> Goal
Would you set down every entry shown below, precisely as written?
>> Start Data
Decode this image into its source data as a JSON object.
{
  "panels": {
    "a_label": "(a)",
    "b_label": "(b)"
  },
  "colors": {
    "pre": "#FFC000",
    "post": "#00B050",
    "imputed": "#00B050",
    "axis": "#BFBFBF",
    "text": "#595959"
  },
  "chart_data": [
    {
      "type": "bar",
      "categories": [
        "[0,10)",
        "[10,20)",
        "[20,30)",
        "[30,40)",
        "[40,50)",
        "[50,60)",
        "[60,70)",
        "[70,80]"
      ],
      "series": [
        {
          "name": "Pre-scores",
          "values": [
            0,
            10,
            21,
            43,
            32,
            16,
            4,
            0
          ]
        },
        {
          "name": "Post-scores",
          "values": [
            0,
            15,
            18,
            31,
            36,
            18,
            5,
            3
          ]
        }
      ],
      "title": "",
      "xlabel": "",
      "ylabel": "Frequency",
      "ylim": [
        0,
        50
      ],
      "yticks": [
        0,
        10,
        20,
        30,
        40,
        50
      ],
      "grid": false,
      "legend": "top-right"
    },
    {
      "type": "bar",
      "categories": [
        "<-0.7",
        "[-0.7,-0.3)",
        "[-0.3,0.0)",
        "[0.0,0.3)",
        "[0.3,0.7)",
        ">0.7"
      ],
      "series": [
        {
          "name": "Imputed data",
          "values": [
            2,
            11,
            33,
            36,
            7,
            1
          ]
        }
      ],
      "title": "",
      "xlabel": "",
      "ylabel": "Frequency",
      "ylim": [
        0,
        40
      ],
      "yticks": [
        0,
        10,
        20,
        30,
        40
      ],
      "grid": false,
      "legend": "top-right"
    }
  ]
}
>> End Data
> Solution
Decode this image into its source data as a JSON object.
{
  "panels": {
    "a_label": "(a)",
    "b_label": "(b)"
  },
  "colors": {
    "pre": "#FFC000",
    "post": "#00B050",
    "imputed": "#00B050",
    "axis": "#BFBFBF",
    "text": "#595959"
  },
  "chart_data": [
    {
      "type": "bar",
      "categories": [
        "[0,10)",
        "[10,20)",
        "[20,30)",
        "[30,40)",
        "[40,50)",
        "[50,60)",
        "[60,70)",
        "[70,80]"
      ],
      "series": [
        {
          "name": "Pre-scores",
          "values": [
            0,
            10,
            21,
            43,
            32,
            16,
            4,
            0
          ]
        },
        {
          "name": "Post-scores",
          "values": [
            0,
            15,
            18,
            31,
            36,
            18,
            5,
            3
          ]
        }
      ],
      "title": "",
      "xlabel": "",
      "ylabel": "Frequency",
      "ylim": [
        0,
        50
      ],
      "yticks": [
        0,
        10,
        20,
        30,
        40,
        50
      ],
      "grid": false,
      "legend": "top-right"
    },
    {
      "type": "bar",
      "categories": [
        "<-0.7",
        "[-0.7,-0.3)",
        "[-0.3,0.0)",
        "[0.0,0.3)",
        "[0.3,0.7)",
        ">0.7"
      ],
      "series": [
        {
          "name": "Imputed data",
          "values": [
            2,
            11,
            33,
            36,
            7,
            1
          ]
        }
      ],
      "title": "",
      "xlabel": "",
      "ylabel": "Frequency",
      "ylim": [
        0,
        40
      ],
      "yticks": [
        0,
        10,
        20,
        30,
        40
      ],
      "grid": false,
      "legend": "top-right"
    }
  ]
}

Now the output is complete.